# CONSIGNE
Extrais des enregistrements ci-dessous toutes les lignes qui contiennent le mot « Speculators ».

# DONNÉES FOURNIES
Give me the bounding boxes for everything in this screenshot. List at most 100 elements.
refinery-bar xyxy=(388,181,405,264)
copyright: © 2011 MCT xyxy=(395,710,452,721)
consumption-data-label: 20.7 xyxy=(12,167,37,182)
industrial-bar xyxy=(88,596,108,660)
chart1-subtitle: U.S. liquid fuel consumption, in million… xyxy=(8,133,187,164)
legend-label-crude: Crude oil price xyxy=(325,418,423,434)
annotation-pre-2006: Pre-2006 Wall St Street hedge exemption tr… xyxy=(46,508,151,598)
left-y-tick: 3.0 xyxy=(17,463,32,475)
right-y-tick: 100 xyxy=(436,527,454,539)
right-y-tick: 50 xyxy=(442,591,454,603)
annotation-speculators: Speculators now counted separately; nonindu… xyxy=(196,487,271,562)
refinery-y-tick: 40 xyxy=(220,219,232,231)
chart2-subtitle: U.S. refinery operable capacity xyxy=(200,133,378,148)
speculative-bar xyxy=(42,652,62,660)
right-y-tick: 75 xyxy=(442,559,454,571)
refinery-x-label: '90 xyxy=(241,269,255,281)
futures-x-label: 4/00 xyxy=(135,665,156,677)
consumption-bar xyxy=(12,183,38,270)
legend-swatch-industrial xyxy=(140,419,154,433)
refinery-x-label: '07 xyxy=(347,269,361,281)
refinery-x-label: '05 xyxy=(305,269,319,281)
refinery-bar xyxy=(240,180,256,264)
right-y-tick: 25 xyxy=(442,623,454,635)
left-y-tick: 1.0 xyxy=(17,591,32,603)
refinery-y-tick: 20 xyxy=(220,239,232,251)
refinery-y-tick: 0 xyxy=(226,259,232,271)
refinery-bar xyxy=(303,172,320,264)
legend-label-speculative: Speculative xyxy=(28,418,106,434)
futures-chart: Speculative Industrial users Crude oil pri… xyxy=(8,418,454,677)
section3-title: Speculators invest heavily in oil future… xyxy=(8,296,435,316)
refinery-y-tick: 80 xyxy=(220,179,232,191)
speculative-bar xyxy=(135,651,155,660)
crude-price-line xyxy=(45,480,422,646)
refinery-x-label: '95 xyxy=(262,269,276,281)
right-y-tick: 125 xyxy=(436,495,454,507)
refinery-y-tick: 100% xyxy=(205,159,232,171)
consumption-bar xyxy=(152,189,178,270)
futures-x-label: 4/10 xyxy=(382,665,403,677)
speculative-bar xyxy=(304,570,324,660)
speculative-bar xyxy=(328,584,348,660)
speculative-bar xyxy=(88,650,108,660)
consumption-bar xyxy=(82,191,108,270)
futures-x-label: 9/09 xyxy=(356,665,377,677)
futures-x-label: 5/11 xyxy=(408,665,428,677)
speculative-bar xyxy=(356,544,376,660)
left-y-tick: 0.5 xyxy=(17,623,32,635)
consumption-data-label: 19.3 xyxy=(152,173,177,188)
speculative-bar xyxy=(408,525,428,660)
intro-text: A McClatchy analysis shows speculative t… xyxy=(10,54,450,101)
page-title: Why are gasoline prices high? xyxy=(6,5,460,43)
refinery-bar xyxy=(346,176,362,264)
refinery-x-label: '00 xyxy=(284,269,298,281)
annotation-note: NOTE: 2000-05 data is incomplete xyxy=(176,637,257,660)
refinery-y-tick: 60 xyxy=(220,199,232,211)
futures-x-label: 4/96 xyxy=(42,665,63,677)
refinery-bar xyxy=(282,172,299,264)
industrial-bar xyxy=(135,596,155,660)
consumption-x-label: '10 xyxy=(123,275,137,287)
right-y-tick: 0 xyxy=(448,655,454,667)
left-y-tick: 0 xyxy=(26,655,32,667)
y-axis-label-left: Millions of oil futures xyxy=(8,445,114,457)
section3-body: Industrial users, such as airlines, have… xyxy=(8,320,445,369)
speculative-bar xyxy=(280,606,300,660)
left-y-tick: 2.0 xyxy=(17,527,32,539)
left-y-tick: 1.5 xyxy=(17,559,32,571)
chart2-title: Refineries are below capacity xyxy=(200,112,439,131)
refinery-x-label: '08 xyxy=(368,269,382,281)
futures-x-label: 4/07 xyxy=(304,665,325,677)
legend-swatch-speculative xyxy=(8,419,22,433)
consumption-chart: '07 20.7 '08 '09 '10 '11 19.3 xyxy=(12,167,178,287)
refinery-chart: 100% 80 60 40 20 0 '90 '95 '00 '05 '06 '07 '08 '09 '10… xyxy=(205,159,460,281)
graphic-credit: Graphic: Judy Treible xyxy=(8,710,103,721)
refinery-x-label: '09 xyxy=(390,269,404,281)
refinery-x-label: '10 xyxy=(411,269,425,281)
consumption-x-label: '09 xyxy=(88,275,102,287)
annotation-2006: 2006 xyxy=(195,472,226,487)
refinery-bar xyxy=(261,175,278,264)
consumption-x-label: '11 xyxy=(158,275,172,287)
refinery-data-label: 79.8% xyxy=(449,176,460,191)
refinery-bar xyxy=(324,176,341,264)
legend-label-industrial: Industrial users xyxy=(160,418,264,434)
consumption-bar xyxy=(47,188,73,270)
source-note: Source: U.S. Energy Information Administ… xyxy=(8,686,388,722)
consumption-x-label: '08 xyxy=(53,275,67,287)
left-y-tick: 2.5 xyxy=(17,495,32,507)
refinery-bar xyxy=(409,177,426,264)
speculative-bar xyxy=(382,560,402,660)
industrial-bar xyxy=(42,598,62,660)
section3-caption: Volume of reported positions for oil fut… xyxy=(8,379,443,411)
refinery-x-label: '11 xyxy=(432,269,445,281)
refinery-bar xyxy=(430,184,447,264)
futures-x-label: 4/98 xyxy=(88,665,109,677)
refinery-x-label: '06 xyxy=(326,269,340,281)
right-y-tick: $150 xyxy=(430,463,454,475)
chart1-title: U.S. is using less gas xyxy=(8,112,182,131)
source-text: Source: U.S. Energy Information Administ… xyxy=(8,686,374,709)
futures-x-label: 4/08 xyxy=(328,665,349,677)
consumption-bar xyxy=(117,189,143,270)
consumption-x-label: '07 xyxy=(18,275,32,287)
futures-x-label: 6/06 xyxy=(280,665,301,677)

# CORRIGÉ
annotation-speculators: Speculators now counted separately; nonindu… xyxy=(196,487,271,562)
section3-title: Speculators invest heavily in oil future… xyxy=(8,296,435,316)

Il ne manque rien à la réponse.